PROBLEM DETAILS: Separate out the lines that hold "this".

RECORDS SHOWN:
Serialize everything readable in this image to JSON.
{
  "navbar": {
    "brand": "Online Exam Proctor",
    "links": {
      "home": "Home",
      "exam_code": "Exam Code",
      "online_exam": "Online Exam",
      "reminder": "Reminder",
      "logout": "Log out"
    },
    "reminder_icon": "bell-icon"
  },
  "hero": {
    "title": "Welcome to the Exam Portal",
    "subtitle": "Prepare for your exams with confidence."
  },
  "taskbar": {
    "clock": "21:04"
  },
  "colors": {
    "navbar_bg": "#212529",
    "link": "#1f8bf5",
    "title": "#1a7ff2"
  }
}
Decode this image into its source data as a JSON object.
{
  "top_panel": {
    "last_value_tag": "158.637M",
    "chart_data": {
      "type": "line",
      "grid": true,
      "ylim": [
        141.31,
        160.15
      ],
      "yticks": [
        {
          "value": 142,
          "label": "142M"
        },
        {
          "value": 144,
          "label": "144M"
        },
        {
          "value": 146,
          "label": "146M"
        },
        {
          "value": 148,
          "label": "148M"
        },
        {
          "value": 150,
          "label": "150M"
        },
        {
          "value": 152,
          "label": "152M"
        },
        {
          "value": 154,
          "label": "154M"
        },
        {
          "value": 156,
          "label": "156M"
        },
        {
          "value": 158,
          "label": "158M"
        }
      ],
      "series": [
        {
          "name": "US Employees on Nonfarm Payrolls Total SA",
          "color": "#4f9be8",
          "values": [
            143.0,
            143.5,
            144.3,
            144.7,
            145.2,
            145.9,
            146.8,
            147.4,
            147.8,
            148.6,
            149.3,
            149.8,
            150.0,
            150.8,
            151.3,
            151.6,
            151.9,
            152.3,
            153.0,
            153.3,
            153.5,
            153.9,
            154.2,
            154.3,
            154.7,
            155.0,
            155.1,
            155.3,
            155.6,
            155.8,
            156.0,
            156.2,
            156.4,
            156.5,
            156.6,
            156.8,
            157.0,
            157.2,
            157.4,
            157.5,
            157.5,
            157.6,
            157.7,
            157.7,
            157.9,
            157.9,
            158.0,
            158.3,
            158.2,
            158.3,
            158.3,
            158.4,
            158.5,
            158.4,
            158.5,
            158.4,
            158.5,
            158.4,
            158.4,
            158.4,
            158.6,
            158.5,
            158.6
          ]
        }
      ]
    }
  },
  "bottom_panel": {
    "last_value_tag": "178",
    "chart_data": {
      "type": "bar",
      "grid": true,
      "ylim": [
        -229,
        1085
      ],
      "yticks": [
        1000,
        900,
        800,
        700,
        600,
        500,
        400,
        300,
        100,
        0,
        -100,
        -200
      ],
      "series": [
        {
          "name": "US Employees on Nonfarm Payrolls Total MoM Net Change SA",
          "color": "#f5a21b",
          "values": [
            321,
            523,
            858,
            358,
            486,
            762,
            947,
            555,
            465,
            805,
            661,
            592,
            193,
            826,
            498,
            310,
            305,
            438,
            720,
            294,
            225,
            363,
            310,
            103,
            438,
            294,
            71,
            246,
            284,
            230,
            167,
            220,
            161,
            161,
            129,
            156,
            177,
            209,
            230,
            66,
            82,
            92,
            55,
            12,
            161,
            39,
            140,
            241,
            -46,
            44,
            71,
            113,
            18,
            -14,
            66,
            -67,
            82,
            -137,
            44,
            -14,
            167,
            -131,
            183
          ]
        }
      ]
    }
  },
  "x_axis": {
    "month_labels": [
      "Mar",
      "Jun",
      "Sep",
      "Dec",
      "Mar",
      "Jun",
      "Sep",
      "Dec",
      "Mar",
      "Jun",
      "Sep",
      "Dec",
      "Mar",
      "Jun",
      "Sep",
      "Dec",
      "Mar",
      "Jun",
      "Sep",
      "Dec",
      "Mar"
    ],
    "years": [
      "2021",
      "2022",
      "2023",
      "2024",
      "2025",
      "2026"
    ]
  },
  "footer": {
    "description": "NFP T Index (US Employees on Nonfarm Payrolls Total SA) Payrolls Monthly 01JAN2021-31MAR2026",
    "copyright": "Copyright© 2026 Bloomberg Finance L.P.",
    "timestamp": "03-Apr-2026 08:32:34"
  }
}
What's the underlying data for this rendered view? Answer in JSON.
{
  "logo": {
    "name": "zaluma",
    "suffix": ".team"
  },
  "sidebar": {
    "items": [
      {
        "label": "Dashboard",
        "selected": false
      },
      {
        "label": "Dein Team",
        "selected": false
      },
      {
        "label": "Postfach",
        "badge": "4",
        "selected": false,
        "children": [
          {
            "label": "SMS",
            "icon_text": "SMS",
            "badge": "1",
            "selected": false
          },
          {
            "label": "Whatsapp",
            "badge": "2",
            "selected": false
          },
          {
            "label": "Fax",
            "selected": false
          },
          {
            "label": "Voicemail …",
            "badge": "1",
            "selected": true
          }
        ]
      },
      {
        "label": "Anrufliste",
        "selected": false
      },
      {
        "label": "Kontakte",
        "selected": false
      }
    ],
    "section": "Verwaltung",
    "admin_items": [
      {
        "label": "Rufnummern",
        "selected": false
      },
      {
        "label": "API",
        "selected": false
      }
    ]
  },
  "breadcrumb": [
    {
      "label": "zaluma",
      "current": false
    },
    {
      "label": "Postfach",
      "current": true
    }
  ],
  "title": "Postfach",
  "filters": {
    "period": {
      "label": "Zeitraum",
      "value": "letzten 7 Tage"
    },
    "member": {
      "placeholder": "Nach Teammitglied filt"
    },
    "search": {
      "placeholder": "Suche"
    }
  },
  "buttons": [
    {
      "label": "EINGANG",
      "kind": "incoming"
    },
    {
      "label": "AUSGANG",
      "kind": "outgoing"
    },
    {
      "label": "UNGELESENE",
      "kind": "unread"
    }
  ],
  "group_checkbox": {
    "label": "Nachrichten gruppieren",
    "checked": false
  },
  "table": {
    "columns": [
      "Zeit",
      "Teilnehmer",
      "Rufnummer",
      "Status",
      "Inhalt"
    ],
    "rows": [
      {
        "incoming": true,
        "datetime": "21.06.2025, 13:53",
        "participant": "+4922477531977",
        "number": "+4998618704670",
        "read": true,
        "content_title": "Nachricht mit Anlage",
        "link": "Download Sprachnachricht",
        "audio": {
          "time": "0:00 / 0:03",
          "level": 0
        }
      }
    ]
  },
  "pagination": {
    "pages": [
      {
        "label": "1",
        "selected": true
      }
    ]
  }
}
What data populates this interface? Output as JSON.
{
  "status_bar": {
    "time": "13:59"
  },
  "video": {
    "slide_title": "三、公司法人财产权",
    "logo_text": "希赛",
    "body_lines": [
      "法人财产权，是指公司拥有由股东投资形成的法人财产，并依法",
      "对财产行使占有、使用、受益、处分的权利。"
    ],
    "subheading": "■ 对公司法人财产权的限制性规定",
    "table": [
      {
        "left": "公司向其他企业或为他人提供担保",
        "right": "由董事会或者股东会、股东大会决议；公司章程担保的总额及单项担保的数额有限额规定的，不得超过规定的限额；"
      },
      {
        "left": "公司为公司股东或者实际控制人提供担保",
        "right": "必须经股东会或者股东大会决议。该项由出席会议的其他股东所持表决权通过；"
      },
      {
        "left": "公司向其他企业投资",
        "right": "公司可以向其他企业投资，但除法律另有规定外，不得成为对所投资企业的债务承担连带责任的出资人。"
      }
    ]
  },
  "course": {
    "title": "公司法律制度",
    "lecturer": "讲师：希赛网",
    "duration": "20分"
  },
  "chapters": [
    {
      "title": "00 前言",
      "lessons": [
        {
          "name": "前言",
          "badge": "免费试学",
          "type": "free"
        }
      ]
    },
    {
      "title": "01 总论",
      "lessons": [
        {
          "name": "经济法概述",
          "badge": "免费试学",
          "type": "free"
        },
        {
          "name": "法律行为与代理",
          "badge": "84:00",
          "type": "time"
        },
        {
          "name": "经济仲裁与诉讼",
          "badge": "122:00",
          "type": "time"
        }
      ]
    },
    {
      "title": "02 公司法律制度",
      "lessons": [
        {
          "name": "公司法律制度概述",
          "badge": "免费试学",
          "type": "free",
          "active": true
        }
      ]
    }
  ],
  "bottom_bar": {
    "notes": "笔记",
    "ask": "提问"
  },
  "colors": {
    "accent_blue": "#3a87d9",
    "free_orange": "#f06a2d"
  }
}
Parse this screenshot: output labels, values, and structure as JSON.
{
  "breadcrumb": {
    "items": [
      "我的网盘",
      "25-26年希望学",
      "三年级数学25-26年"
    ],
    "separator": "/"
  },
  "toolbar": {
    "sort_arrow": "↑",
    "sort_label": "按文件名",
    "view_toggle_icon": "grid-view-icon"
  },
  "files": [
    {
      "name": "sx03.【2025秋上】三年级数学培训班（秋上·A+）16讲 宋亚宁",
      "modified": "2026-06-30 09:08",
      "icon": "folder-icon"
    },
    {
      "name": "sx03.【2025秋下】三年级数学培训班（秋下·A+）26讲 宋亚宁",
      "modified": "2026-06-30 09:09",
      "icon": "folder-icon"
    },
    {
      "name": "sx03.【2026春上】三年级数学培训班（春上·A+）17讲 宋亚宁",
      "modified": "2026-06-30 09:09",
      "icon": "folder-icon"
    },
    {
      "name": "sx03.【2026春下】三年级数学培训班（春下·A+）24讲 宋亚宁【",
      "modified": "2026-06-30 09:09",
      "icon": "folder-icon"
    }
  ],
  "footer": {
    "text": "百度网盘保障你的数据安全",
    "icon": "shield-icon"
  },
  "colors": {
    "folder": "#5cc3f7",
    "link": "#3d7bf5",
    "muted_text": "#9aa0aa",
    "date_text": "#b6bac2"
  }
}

COMPLETED EXERCISE:
Serialize everything readable in this image to JSON.
Decode this image into its source data as a JSON object.
What's the underlying data for this rendered view? Answer in JSON.
What data populates this interface? Output as JSON.
Parse this screenshot: output labels, values, and structure as JSON.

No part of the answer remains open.